• WHAT YOU SHOULD DO: Select and reproduce each line of the listing below that bears the string "London".

# START OF RECORDS TO PROCESS

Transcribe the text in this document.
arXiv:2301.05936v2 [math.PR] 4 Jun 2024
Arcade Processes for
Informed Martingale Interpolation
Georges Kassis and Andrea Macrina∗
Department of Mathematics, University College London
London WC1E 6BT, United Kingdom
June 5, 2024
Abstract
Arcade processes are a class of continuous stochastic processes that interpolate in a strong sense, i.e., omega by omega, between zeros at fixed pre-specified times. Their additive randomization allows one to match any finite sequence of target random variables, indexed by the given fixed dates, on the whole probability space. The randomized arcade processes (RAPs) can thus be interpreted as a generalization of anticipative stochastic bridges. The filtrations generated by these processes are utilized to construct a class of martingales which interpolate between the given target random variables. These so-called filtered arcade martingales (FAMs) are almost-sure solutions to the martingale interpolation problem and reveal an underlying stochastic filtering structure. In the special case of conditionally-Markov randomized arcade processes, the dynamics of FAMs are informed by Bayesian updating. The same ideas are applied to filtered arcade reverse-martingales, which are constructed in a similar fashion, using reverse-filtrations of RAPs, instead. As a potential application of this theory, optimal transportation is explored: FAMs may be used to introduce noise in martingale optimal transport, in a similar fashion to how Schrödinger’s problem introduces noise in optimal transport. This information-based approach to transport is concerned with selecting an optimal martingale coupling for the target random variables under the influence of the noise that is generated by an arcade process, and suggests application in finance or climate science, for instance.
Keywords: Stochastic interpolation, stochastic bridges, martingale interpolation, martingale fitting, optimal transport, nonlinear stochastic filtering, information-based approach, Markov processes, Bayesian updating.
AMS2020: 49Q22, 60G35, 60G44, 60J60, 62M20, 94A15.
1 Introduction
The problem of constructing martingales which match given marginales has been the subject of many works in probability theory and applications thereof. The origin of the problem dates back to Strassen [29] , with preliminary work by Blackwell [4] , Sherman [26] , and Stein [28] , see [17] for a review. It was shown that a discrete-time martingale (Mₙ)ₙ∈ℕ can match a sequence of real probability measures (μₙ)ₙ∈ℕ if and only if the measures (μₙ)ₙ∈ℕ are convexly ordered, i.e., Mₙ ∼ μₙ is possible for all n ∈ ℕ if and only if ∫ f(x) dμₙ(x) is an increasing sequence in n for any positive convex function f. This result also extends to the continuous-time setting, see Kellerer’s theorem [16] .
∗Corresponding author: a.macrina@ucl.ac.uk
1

# END OF RECORDS TO PROCESS

• FULL ANSWER:
Department of Mathematics, University College London
London WC1E 6BT, United Kingdom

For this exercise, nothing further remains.